== DIRECTIONS FOR THIS TASK ==
Print out each record below, unaltered and complete, without its images.

[Records about charts and figures]
'''
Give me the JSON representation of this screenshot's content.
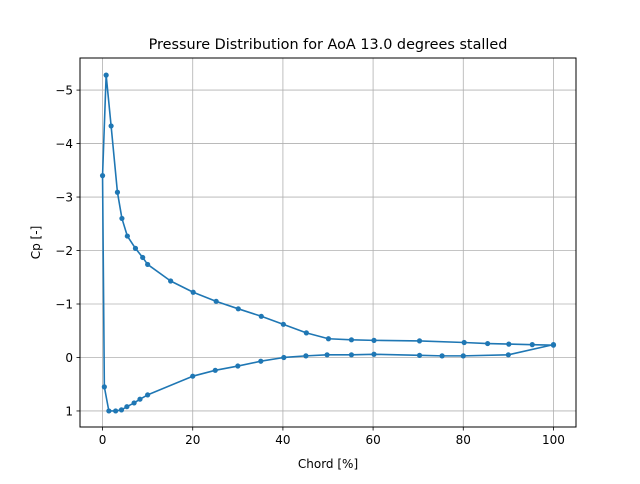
{
  "chart_data": {
    "type": "line",
    "title": "Pressure Distribution for AoA 13.0 degrees stalled",
    "xlabel": "Chord [%]",
    "ylabel": "Cp [-]",
    "xlim": [
      -5,
      105
    ],
    "ylim": [
      1.3,
      -5.6
    ],
    "y_inverted": true,
    "grid": true,
    "x_ticks": [
      0,
      20,
      40,
      60,
      80,
      100
    ],
    "x_tick_labels": [
      "0",
      "20",
      "40",
      "60",
      "80",
      "100"
    ],
    "y_ticks": [
      -5,
      -4,
      -3,
      -2,
      -1,
      0,
      1
    ],
    "y_tick_labels": [
      "−5",
      "−4",
      "−3",
      "−2",
      "−1",
      "0",
      "1"
    ],
    "series": [
      {
        "color": "#1f77b4",
        "marker": "circle",
        "x": [
          100,
          95.3,
          90.1,
          85.4,
          80.2,
          70.3,
          60.2,
          55.2,
          50.1,
          45.2,
          40.1,
          35.2,
          30.1,
          25.2,
          20.1,
          15.1,
          10.0,
          8.9,
          7.3,
          5.5,
          4.3,
          3.3,
          1.9,
          0.8,
          0.0,
          0.4,
          1.4,
          2.9,
          4.2,
          5.4,
          7.0,
          8.3,
          10.0,
          20.0,
          25.0,
          30.0,
          35.1,
          40.2,
          45.1,
          49.8,
          55.2,
          60.2,
          70.3,
          75.3,
          80.0,
          90.0,
          100.0
        ],
        "y": [
          -0.23,
          -0.24,
          -0.25,
          -0.26,
          -0.28,
          -0.31,
          -0.32,
          -0.33,
          -0.35,
          -0.46,
          -0.62,
          -0.77,
          -0.91,
          -1.05,
          -1.22,
          -1.43,
          -1.74,
          -1.87,
          -2.04,
          -2.27,
          -2.6,
          -3.09,
          -4.33,
          -5.28,
          -3.4,
          0.55,
          1.0,
          1.0,
          0.98,
          0.92,
          0.85,
          0.78,
          0.7,
          0.35,
          0.24,
          0.16,
          0.07,
          0.0,
          -0.03,
          -0.05,
          -0.05,
          -0.06,
          -0.04,
          -0.03,
          -0.03,
          -0.05,
          -0.24
        ]
      }
    ]
  }
}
'''
== TASK RESPONSE ==
Give me the JSON representation of this screenshot's content.
{
  "chart_data": {
    "type": "line",
    "title": "Pressure Distribution for AoA 13.0 degrees stalled",
    "xlabel": "Chord [%]",
    "ylabel": "Cp [-]",
    "xlim": [
      -5,
      105
    ],
    "ylim": [
      1.3,
      -5.6
    ],
    "y_inverted": true,
    "grid": true,
    "x_ticks": [
      0,
      20,
      40,
      60,
      80,
      100
    ],
    "x_tick_labels": [
      "0",
      "20",
      "40",
      "60",
      "80",
      "100"
    ],
    "y_ticks": [
      -5,
      -4,
      -3,
      -2,
      -1,
      0,
      1
    ],
    "y_tick_labels": [
      "−5",
      "−4",
      "−3",
      "−2",
      "−1",
      "0",
      "1"
    ],
    "series": [
      {
        "color": "#1f77b4",
        "marker": "circle",
        "x": [
          100,
          95.3,
          90.1,
          85.4,
          80.2,
          70.3,
          60.2,
          55.2,
          50.1,
          45.2,
          40.1,
          35.2,
          30.1,
          25.2,
          20.1,
          15.1,
          10.0,
          8.9,
          7.3,
          5.5,
          4.3,
          3.3,
          1.9,
          0.8,
          0.0,
          0.4,
          1.4,
          2.9,
          4.2,
          5.4,
          7.0,
          8.3,
          10.0,
          20.0,
          25.0,
          30.0,
          35.1,
          40.2,
          45.1,
          49.8,
          55.2,
          60.2,
          70.3,
          75.3,
          80.0,
          90.0,
          100.0
        ],
        "y": [
          -0.23,
          -0.24,
          -0.25,
          -0.26,
          -0.28,
          -0.31,
          -0.32,
          -0.33,
          -0.35,
          -0.46,
          -0.62,
          -0.77,
          -0.91,
          -1.05,
          -1.22,
          -1.43,
          -1.74,
          -1.87,
          -2.04,
          -2.27,
          -2.6,
          -3.09,
          -4.33,
          -5.28,
          -3.4,
          0.55,
          1.0,
          1.0,
          0.98,
          0.92,
          0.85,
          0.78,
          0.7,
          0.35,
          0.24,
          0.16,
          0.07,
          0.0,
          -0.03,
          -0.05,
          -0.05,
          -0.06,
          -0.04,
          -0.03,
          -0.03,
          -0.05,
          -0.24
        ]
      }
    ]
  }
}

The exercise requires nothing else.